#### [Task to complete]
Transcribe the data in full and exactly, omitting any pictures.

#### [Record list]
* * * * *
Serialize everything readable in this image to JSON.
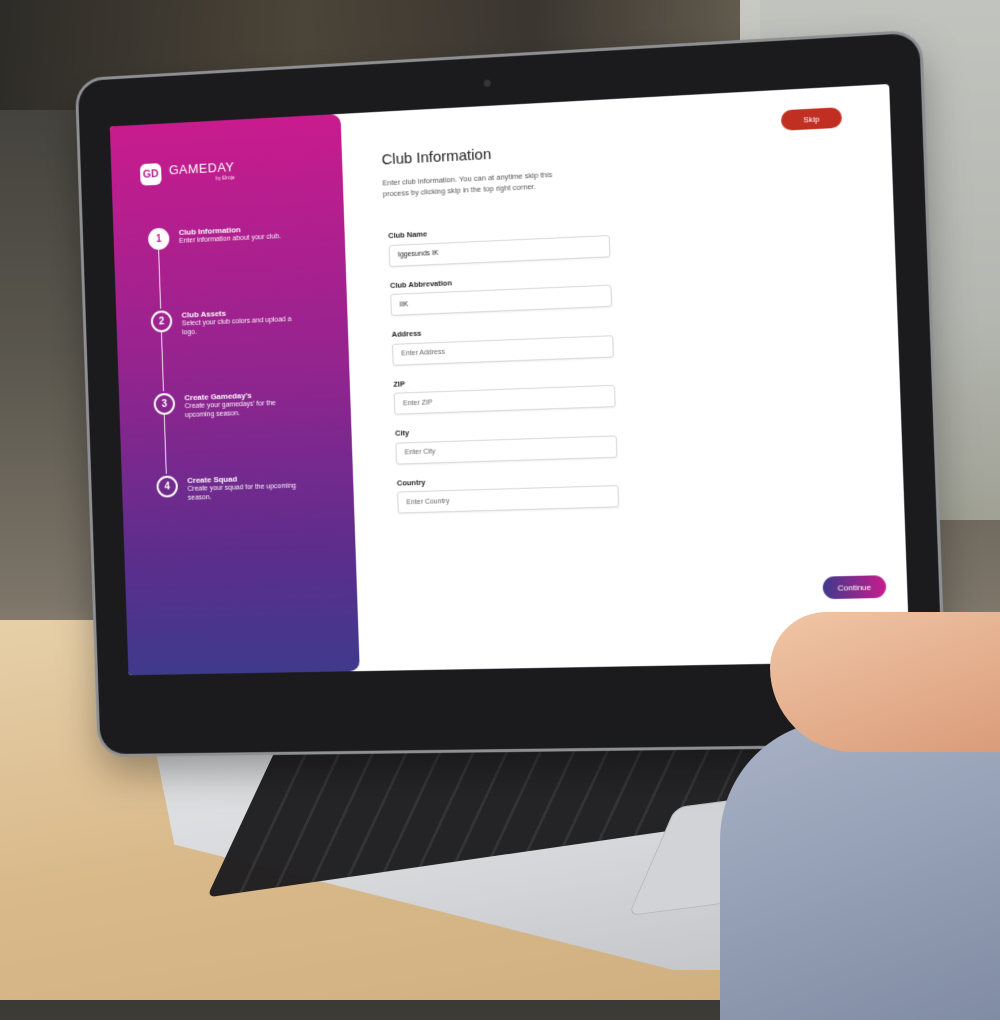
{
  "app": {
    "logo_mark": "GD",
    "name": "GAMEDAY",
    "tagline": "by Elroja"
  },
  "steps": [
    {
      "number": "1",
      "title": "Club Information",
      "description": "Enter information about your club."
    },
    {
      "number": "2",
      "title": "Club Assets",
      "description": "Select your club colors and upload a logo."
    },
    {
      "number": "3",
      "title": "Create Gameday's",
      "description": "Create your gamedays' for the upcoming season."
    },
    {
      "number": "4",
      "title": "Create Squad",
      "description": "Create your squad for the upcoming season."
    }
  ],
  "header": {
    "skip_label": "Skip",
    "title": "Club Information",
    "description": "Enter club information. You can at anytime skip this process by clicking skip in the top right corner."
  },
  "form": {
    "fields": [
      {
        "label": "Club Name",
        "value": "Iggesunds IK",
        "placeholder": ""
      },
      {
        "label": "Club Abbrevation",
        "value": "IIK",
        "placeholder": ""
      },
      {
        "label": "Address",
        "value": "",
        "placeholder": "Enter Address"
      },
      {
        "label": "ZIP",
        "value": "",
        "placeholder": "Enter ZIP"
      },
      {
        "label": "City",
        "value": "",
        "placeholder": "Enter City"
      },
      {
        "label": "Country",
        "value": "",
        "placeholder": "Enter Country"
      }
    ],
    "continue_label": "Continue"
  },
  "colors": {
    "sidebar_top": "#c91b8e",
    "sidebar_bottom": "#3f3a8c",
    "skip": "#c12f22"
  }
}
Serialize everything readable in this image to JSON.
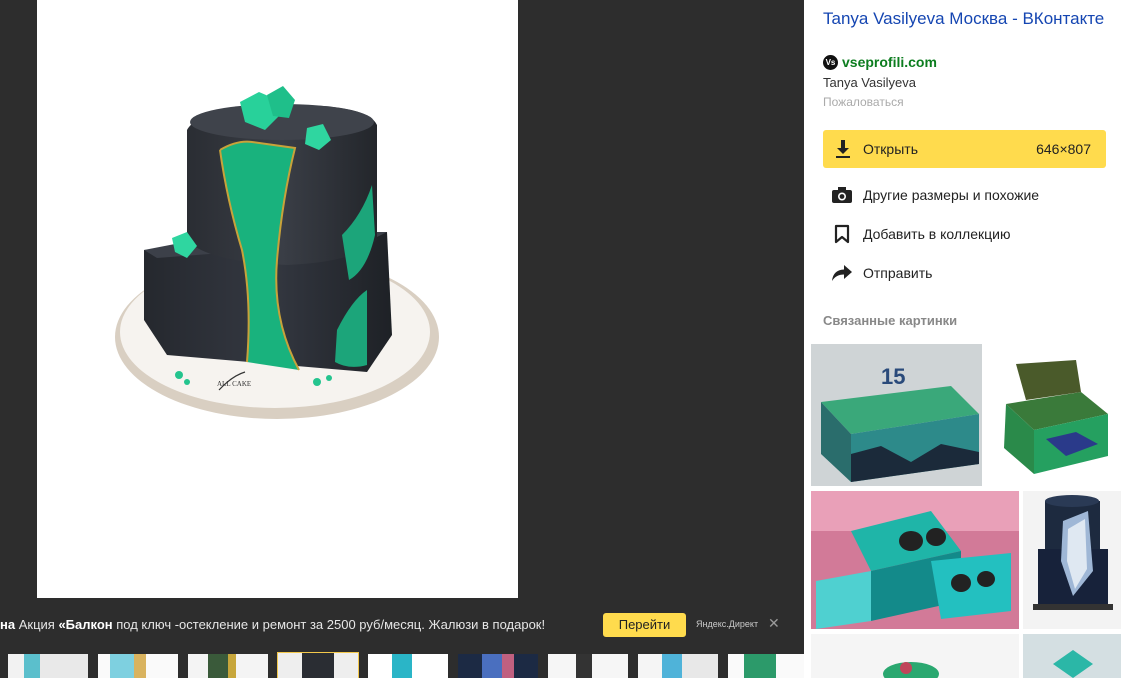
{
  "viewer": {
    "ad": {
      "cut_prefix": "на",
      "text_before": "Акция ",
      "bold": "«Балкон",
      "text_after": " под ключ -остекление и ремонт за 2500 руб/месяц. Жалюзи в подарок!",
      "button_label": "Перейти",
      "source": "Яндекс.Директ",
      "close_symbol": "✕"
    },
    "cake_label": "ALL CAKE"
  },
  "panel": {
    "title": "Tanya Vasilyeva Москва - ВКонтакте",
    "favicon_text": "Vs",
    "site": "vseprofili.com",
    "author": "Tanya Vasilyeva",
    "report": "Пожаловаться",
    "open_label": "Открыть",
    "open_size": "646×807",
    "actions": {
      "other_sizes": "Другие размеры и похожие",
      "add_collection": "Добавить в коллекцию",
      "share": "Отправить"
    },
    "related_title": "Связанные картинки",
    "related_number": "15"
  },
  "colors": {
    "accent": "#ffdb4d",
    "link": "#1546b2",
    "site": "#0c7d1f"
  }
}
* * * * *
#### [Problem solution]
Serialize everything readable in this image to JSON.
{
  "app": {
    "logo_mark": "GD",
    "name": "GAMEDAY",
    "tagline": "by Elroja"
  },
  "steps": [
    {
      "number": "1",
      "title": "Club Information",
      "description": "Enter information about your club."
    },
    {
      "number": "2",
      "title": "Club Assets",
      "description": "Select your club colors and upload a logo."
    },
    {
      "number": "3",
      "title": "Create Gameday's",
      "description": "Create your gamedays' for the upcoming season."
    },
    {
      "number": "4",
      "title": "Create Squad",
      "description": "Create your squad for the upcoming season."
    }
  ],
  "header": {
    "skip_label": "Skip",
    "title": "Club Information",
    "description": "Enter club information. You can at anytime skip this process by clicking skip in the top right corner."
  },
  "form": {
    "fields": [
      {
        "label": "Club Name",
        "value": "Iggesunds IK",
        "placeholder": ""
      },
      {
        "label": "Club Abbrevation",
        "value": "IIK",
        "placeholder": ""
      },
      {
        "label": "Address",
        "value": "",
        "placeholder": "Enter Address"
      },
      {
        "label": "ZIP",
        "value": "",
        "placeholder": "Enter ZIP"
      },
      {
        "label": "City",
        "value": "",
        "placeholder": "Enter City"
      },
      {
        "label": "Country",
        "value": "",
        "placeholder": "Enter Country"
      }
    ],
    "continue_label": "Continue"
  },
  "colors": {
    "sidebar_top": "#c91b8e",
    "sidebar_bottom": "#3f3a8c",
    "skip": "#c12f22"
  }
}
Serialize everything readable in this image to JSON.
{
  "viewer": {
    "ad": {
      "cut_prefix": "на",
      "text_before": "Акция ",
      "bold": "«Балкон",
      "text_after": " под ключ -остекление и ремонт за 2500 руб/месяц. Жалюзи в подарок!",
      "button_label": "Перейти",
      "source": "Яндекс.Директ",
      "close_symbol": "✕"
    },
    "cake_label": "ALL CAKE"
  },
  "panel": {
    "title": "Tanya Vasilyeva Москва - ВКонтакте",
    "favicon_text": "Vs",
    "site": "vseprofili.com",
    "author": "Tanya Vasilyeva",
    "report": "Пожаловаться",
    "open_label": "Открыть",
    "open_size": "646×807",
    "actions": {
      "other_sizes": "Другие размеры и похожие",
      "add_collection": "Добавить в коллекцию",
      "share": "Отправить"
    },
    "related_title": "Связанные картинки",
    "related_number": "15"
  },
  "colors": {
    "accent": "#ffdb4d",
    "link": "#1546b2",
    "site": "#0c7d1f"
  }
}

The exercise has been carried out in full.